### REQUIRED TASK:
Quote the entries in full, character for character, without their images.

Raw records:
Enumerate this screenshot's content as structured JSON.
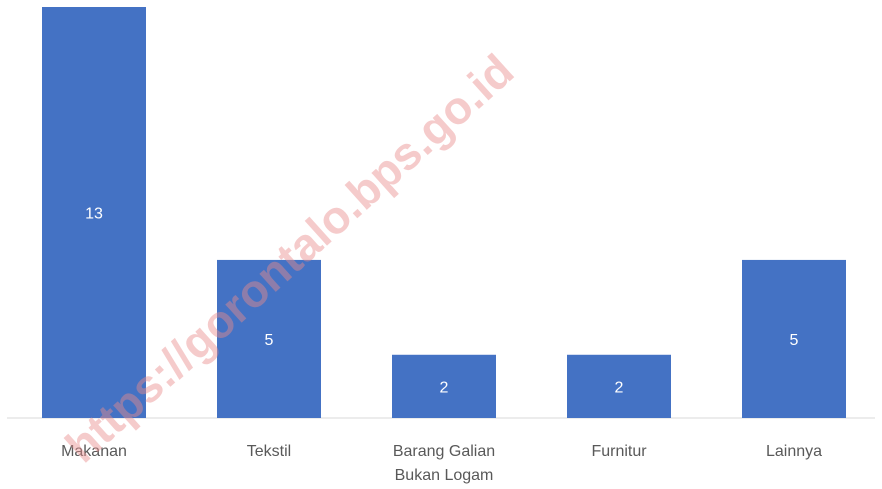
{
  "chart_data": {
    "type": "bar",
    "categories": [
      "Makanan",
      "Tekstil",
      "Barang Galian Bukan Logam",
      "Furnitur",
      "Lainnya"
    ],
    "values": [
      13,
      5,
      2,
      2,
      5
    ],
    "color": "#4472c4",
    "watermark": "https://gorontalo.bps.go.id"
  }
}
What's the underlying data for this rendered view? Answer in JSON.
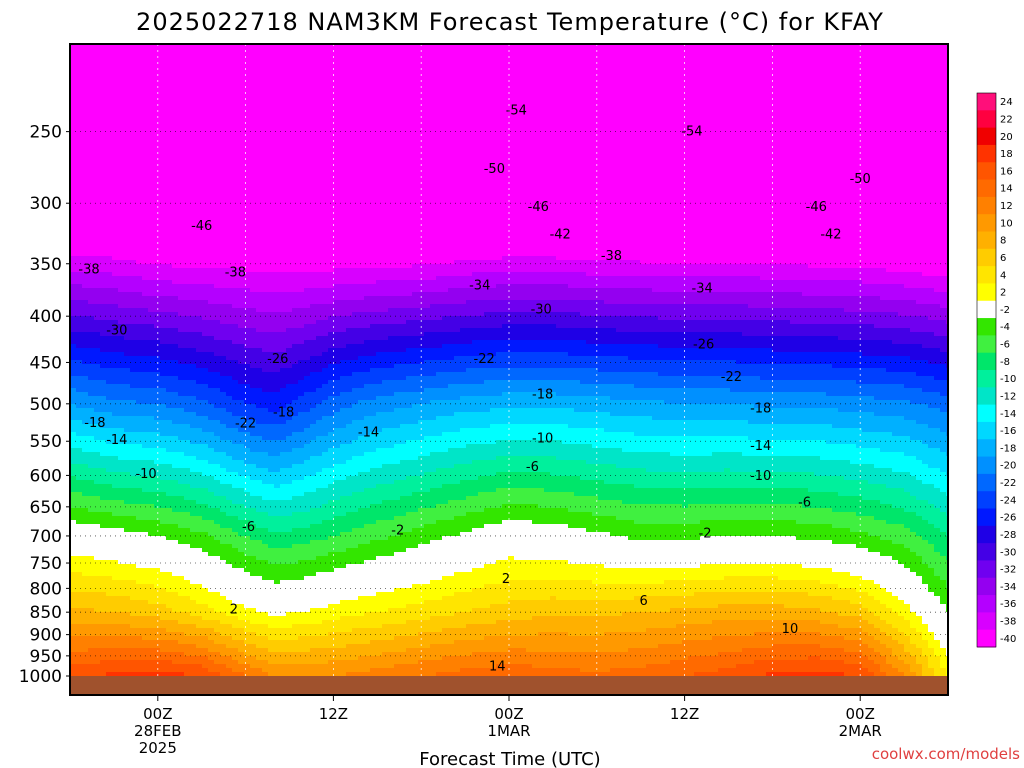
{
  "chart_data": {
    "type": "heatmap",
    "title": "2025022718 NAM3KM Forecast Temperature (°C) for KFAY",
    "xlabel": "Forecast Time (UTC)",
    "ylabel": "",
    "y_scale": "log-pressure",
    "y_inverted": true,
    "ylim_hpa": [
      1000,
      200
    ],
    "y_ticks": [
      250,
      300,
      350,
      400,
      450,
      500,
      550,
      600,
      650,
      700,
      750,
      800,
      850,
      900,
      950,
      1000
    ],
    "xlim_hours": [
      -6,
      54
    ],
    "x_ticks": [
      {
        "hour": 0,
        "lines": [
          "00Z",
          "28FEB",
          "2025"
        ]
      },
      {
        "hour": 12,
        "lines": [
          "12Z"
        ]
      },
      {
        "hour": 24,
        "lines": [
          "00Z",
          "1MAR"
        ]
      },
      {
        "hour": 36,
        "lines": [
          "12Z"
        ]
      },
      {
        "hour": 48,
        "lines": [
          "00Z",
          "2MAR"
        ]
      }
    ],
    "grid": true,
    "colorbar": {
      "position": "right",
      "labels": [
        "24",
        "22",
        "20",
        "18",
        "16",
        "14",
        "12",
        "10",
        "8",
        "6",
        "4",
        "2",
        "-2",
        "-4",
        "-6",
        "-8",
        "-10",
        "-12",
        "-14",
        "-16",
        "-18",
        "-20",
        "-22",
        "-24",
        "-26",
        "-28",
        "-30",
        "-32",
        "-34",
        "-36",
        "-38",
        "-40"
      ],
      "colors": [
        "#ff0f7a",
        "#ff0040",
        "#f00000",
        "#ff3300",
        "#ff5500",
        "#ff6a00",
        "#ff8000",
        "#ff9900",
        "#ffb000",
        "#ffcc00",
        "#ffe500",
        "#ffff00",
        "#ffffff",
        "#33e600",
        "#40f040",
        "#00e66a",
        "#00f09c",
        "#00e5c8",
        "#00ffff",
        "#00d8ff",
        "#00b0ff",
        "#0090ff",
        "#0068ff",
        "#0040ff",
        "#0018ff",
        "#1f00e6",
        "#4400e6",
        "#7000f0",
        "#9400f0",
        "#b400ff",
        "#d800ff",
        "#ff00ff"
      ]
    },
    "surface_color": "#a0522d",
    "profile": {
      "x_hours": [
        -6,
        -3,
        0,
        3,
        6,
        8,
        10,
        12,
        15,
        18,
        21,
        24,
        27,
        30,
        33,
        36,
        39,
        42,
        45,
        48,
        51,
        54
      ],
      "t_1000": [
        17.5,
        18.5,
        19,
        18,
        14,
        12,
        12,
        12,
        13,
        14,
        15,
        15.5,
        15,
        14.5,
        15,
        16,
        17,
        18.5,
        19,
        18,
        12,
        4
      ],
      "t_850": [
        8.5,
        8,
        7,
        5,
        2.5,
        1.5,
        2,
        3,
        4,
        5,
        6,
        7,
        7.5,
        7.5,
        8,
        8.5,
        9,
        9,
        8.5,
        7,
        3,
        -2
      ],
      "t_700": [
        0,
        -1,
        -2,
        -3.5,
        -6,
        -7.5,
        -7,
        -6,
        -4.5,
        -3,
        -1.5,
        0,
        -0.5,
        -1.5,
        -2.5,
        -2.5,
        -2,
        -2,
        -2.5,
        -3.5,
        -5,
        -8
      ],
      "t_500": [
        -18,
        -19.5,
        -20,
        -21.5,
        -24,
        -25,
        -23,
        -21,
        -19,
        -18,
        -17,
        -16.5,
        -16.5,
        -17,
        -17.5,
        -18,
        -18,
        -18.5,
        -18.5,
        -19,
        -19.5,
        -21
      ],
      "t_300": [
        -45,
        -45,
        -46,
        -46,
        -45,
        -45,
        -46,
        -46.5,
        -47,
        -47,
        -46.5,
        -46,
        -46,
        -46.5,
        -46.5,
        -46.5,
        -46.5,
        -46.5,
        -47,
        -47,
        -47.5,
        -48
      ],
      "t_200": [
        -58,
        -57,
        -58,
        -57,
        -56,
        -57,
        -58,
        -57.5,
        -57.5,
        -57.5,
        -57.5,
        -58,
        -58,
        -58,
        -58,
        -57.5,
        -57.5,
        -57.5,
        -57.5,
        -57.5,
        -57.5,
        -57.5
      ]
    },
    "contour_labels": [
      {
        "text": "-54",
        "hour": 24.5,
        "p": 237
      },
      {
        "text": "-54",
        "hour": 36.5,
        "p": 250
      },
      {
        "text": "-50",
        "hour": 23,
        "p": 275
      },
      {
        "text": "-50",
        "hour": 48,
        "p": 282
      },
      {
        "text": "-46",
        "hour": 3,
        "p": 318
      },
      {
        "text": "-46",
        "hour": 26,
        "p": 303
      },
      {
        "text": "-46",
        "hour": 45,
        "p": 303
      },
      {
        "text": "-42",
        "hour": 27.5,
        "p": 325
      },
      {
        "text": "-42",
        "hour": 46,
        "p": 325
      },
      {
        "text": "-38",
        "hour": -4.7,
        "p": 355
      },
      {
        "text": "-38",
        "hour": 5.3,
        "p": 358
      },
      {
        "text": "-38",
        "hour": 31,
        "p": 343
      },
      {
        "text": "-34",
        "hour": 22,
        "p": 370
      },
      {
        "text": "-34",
        "hour": 37.2,
        "p": 373
      },
      {
        "text": "-30",
        "hour": -2.8,
        "p": 415
      },
      {
        "text": "-30",
        "hour": 26.2,
        "p": 393
      },
      {
        "text": "-26",
        "hour": 8.2,
        "p": 446
      },
      {
        "text": "-26",
        "hour": 37.3,
        "p": 430
      },
      {
        "text": "-22",
        "hour": 22.3,
        "p": 446
      },
      {
        "text": "-22",
        "hour": 39.2,
        "p": 467
      },
      {
        "text": "-22",
        "hour": 6,
        "p": 526
      },
      {
        "text": "-18",
        "hour": 8.6,
        "p": 511
      },
      {
        "text": "-18",
        "hour": -4.3,
        "p": 525
      },
      {
        "text": "-18",
        "hour": 26.3,
        "p": 488
      },
      {
        "text": "-18",
        "hour": 41.2,
        "p": 506
      },
      {
        "text": "-14",
        "hour": -2.8,
        "p": 548
      },
      {
        "text": "-14",
        "hour": 14.4,
        "p": 538
      },
      {
        "text": "-14",
        "hour": 41.2,
        "p": 557
      },
      {
        "text": "-10",
        "hour": -0.8,
        "p": 598
      },
      {
        "text": "-10",
        "hour": 26.3,
        "p": 546
      },
      {
        "text": "-10",
        "hour": 41.2,
        "p": 601
      },
      {
        "text": "-6",
        "hour": 6.2,
        "p": 684
      },
      {
        "text": "-6",
        "hour": 25.6,
        "p": 587
      },
      {
        "text": "-6",
        "hour": 44.2,
        "p": 643
      },
      {
        "text": "-2",
        "hour": 16.4,
        "p": 690
      },
      {
        "text": "-2",
        "hour": 37.4,
        "p": 696
      },
      {
        "text": "2",
        "hour": 23.8,
        "p": 781
      },
      {
        "text": "2",
        "hour": 5.2,
        "p": 844
      },
      {
        "text": "6",
        "hour": 33.2,
        "p": 826
      },
      {
        "text": "10",
        "hour": 43.2,
        "p": 887
      },
      {
        "text": "14",
        "hour": 23.2,
        "p": 976
      }
    ]
  },
  "credit": "coolwx.com/models"
}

### ANSWER FOR THE TASK:
Enumerate this screenshot's content as structured JSON.
{
  "chart_data": {
    "type": "bar",
    "categories": [
      "Makanan",
      "Tekstil",
      "Barang Galian Bukan Logam",
      "Furnitur",
      "Lainnya"
    ],
    "values": [
      13,
      5,
      2,
      2,
      5
    ],
    "color": "#4472c4",
    "watermark": "https://gorontalo.bps.go.id"
  }
}
What's the underlying data for this rendered view? Answer in JSON.
{
  "chart_data": {
    "type": "heatmap",
    "title": "2025022718 NAM3KM Forecast Temperature (°C) for KFAY",
    "xlabel": "Forecast Time (UTC)",
    "ylabel": "",
    "y_scale": "log-pressure",
    "y_inverted": true,
    "ylim_hpa": [
      1000,
      200
    ],
    "y_ticks": [
      250,
      300,
      350,
      400,
      450,
      500,
      550,
      600,
      650,
      700,
      750,
      800,
      850,
      900,
      950,
      1000
    ],
    "xlim_hours": [
      -6,
      54
    ],
    "x_ticks": [
      {
        "hour": 0,
        "lines": [
          "00Z",
          "28FEB",
          "2025"
        ]
      },
      {
        "hour": 12,
        "lines": [
          "12Z"
        ]
      },
      {
        "hour": 24,
        "lines": [
          "00Z",
          "1MAR"
        ]
      },
      {
        "hour": 36,
        "lines": [
          "12Z"
        ]
      },
      {
        "hour": 48,
        "lines": [
          "00Z",
          "2MAR"
        ]
      }
    ],
    "grid": true,
    "colorbar": {
      "position": "right",
      "labels": [
        "24",
        "22",
        "20",
        "18",
        "16",
        "14",
        "12",
        "10",
        "8",
        "6",
        "4",
        "2",
        "-2",
        "-4",
        "-6",
        "-8",
        "-10",
        "-12",
        "-14",
        "-16",
        "-18",
        "-20",
        "-22",
        "-24",
        "-26",
        "-28",
        "-30",
        "-32",
        "-34",
        "-36",
        "-38",
        "-40"
      ],
      "colors": [
        "#ff0f7a",
        "#ff0040",
        "#f00000",
        "#ff3300",
        "#ff5500",
        "#ff6a00",
        "#ff8000",
        "#ff9900",
        "#ffb000",
        "#ffcc00",
        "#ffe500",
        "#ffff00",
        "#ffffff",
        "#33e600",
        "#40f040",
        "#00e66a",
        "#00f09c",
        "#00e5c8",
        "#00ffff",
        "#00d8ff",
        "#00b0ff",
        "#0090ff",
        "#0068ff",
        "#0040ff",
        "#0018ff",
        "#1f00e6",
        "#4400e6",
        "#7000f0",
        "#9400f0",
        "#b400ff",
        "#d800ff",
        "#ff00ff"
      ]
    },
    "surface_color": "#a0522d",
    "profile": {
      "x_hours": [
        -6,
        -3,
        0,
        3,
        6,
        8,
        10,
        12,
        15,
        18,
        21,
        24,
        27,
        30,
        33,
        36,
        39,
        42,
        45,
        48,
        51,
        54
      ],
      "t_1000": [
        17.5,
        18.5,
        19,
        18,
        14,
        12,
        12,
        12,
        13,
        14,
        15,
        15.5,
        15,
        14.5,
        15,
        16,
        17,
        18.5,
        19,
        18,
        12,
        4
      ],
      "t_850": [
        8.5,
        8,
        7,
        5,
        2.5,
        1.5,
        2,
        3,
        4,
        5,
        6,
        7,
        7.5,
        7.5,
        8,
        8.5,
        9,
        9,
        8.5,
        7,
        3,
        -2
      ],
      "t_700": [
        0,
        -1,
        -2,
        -3.5,
        -6,
        -7.5,
        -7,
        -6,
        -4.5,
        -3,
        -1.5,
        0,
        -0.5,
        -1.5,
        -2.5,
        -2.5,
        -2,
        -2,
        -2.5,
        -3.5,
        -5,
        -8
      ],
      "t_500": [
        -18,
        -19.5,
        -20,
        -21.5,
        -24,
        -25,
        -23,
        -21,
        -19,
        -18,
        -17,
        -16.5,
        -16.5,
        -17,
        -17.5,
        -18,
        -18,
        -18.5,
        -18.5,
        -19,
        -19.5,
        -21
      ],
      "t_300": [
        -45,
        -45,
        -46,
        -46,
        -45,
        -45,
        -46,
        -46.5,
        -47,
        -47,
        -46.5,
        -46,
        -46,
        -46.5,
        -46.5,
        -46.5,
        -46.5,
        -46.5,
        -47,
        -47,
        -47.5,
        -48
      ],
      "t_200": [
        -58,
        -57,
        -58,
        -57,
        -56,
        -57,
        -58,
        -57.5,
        -57.5,
        -57.5,
        -57.5,
        -58,
        -58,
        -58,
        -58,
        -57.5,
        -57.5,
        -57.5,
        -57.5,
        -57.5,
        -57.5,
        -57.5
      ]
    },
    "contour_labels": [
      {
        "text": "-54",
        "hour": 24.5,
        "p": 237
      },
      {
        "text": "-54",
        "hour": 36.5,
        "p": 250
      },
      {
        "text": "-50",
        "hour": 23,
        "p": 275
      },
      {
        "text": "-50",
        "hour": 48,
        "p": 282
      },
      {
        "text": "-46",
        "hour": 3,
        "p": 318
      },
      {
        "text": "-46",
        "hour": 26,
        "p": 303
      },
      {
        "text": "-46",
        "hour": 45,
        "p": 303
      },
      {
        "text": "-42",
        "hour": 27.5,
        "p": 325
      },
      {
        "text": "-42",
        "hour": 46,
        "p": 325
      },
      {
        "text": "-38",
        "hour": -4.7,
        "p": 355
      },
      {
        "text": "-38",
        "hour": 5.3,
        "p": 358
      },
      {
        "text": "-38",
        "hour": 31,
        "p": 343
      },
      {
        "text": "-34",
        "hour": 22,
        "p": 370
      },
      {
        "text": "-34",
        "hour": 37.2,
        "p": 373
      },
      {
        "text": "-30",
        "hour": -2.8,
        "p": 415
      },
      {
        "text": "-30",
        "hour": 26.2,
        "p": 393
      },
      {
        "text": "-26",
        "hour": 8.2,
        "p": 446
      },
      {
        "text": "-26",
        "hour": 37.3,
        "p": 430
      },
      {
        "text": "-22",
        "hour": 22.3,
        "p": 446
      },
      {
        "text": "-22",
        "hour": 39.2,
        "p": 467
      },
      {
        "text": "-22",
        "hour": 6,
        "p": 526
      },
      {
        "text": "-18",
        "hour": 8.6,
        "p": 511
      },
      {
        "text": "-18",
        "hour": -4.3,
        "p": 525
      },
      {
        "text": "-18",
        "hour": 26.3,
        "p": 488
      },
      {
        "text": "-18",
        "hour": 41.2,
        "p": 506
      },
      {
        "text": "-14",
        "hour": -2.8,
        "p": 548
      },
      {
        "text": "-14",
        "hour": 14.4,
        "p": 538
      },
      {
        "text": "-14",
        "hour": 41.2,
        "p": 557
      },
      {
        "text": "-10",
        "hour": -0.8,
        "p": 598
      },
      {
        "text": "-10",
        "hour": 26.3,
        "p": 546
      },
      {
        "text": "-10",
        "hour": 41.2,
        "p": 601
      },
      {
        "text": "-6",
        "hour": 6.2,
        "p": 684
      },
      {
        "text": "-6",
        "hour": 25.6,
        "p": 587
      },
      {
        "text": "-6",
        "hour": 44.2,
        "p": 643
      },
      {
        "text": "-2",
        "hour": 16.4,
        "p": 690
      },
      {
        "text": "-2",
        "hour": 37.4,
        "p": 696
      },
      {
        "text": "2",
        "hour": 23.8,
        "p": 781
      },
      {
        "text": "2",
        "hour": 5.2,
        "p": 844
      },
      {
        "text": "6",
        "hour": 33.2,
        "p": 826
      },
      {
        "text": "10",
        "hour": 43.2,
        "p": 887
      },
      {
        "text": "14",
        "hour": 23.2,
        "p": 976
      }
    ]
  },
  "credit": "coolwx.com/models"
}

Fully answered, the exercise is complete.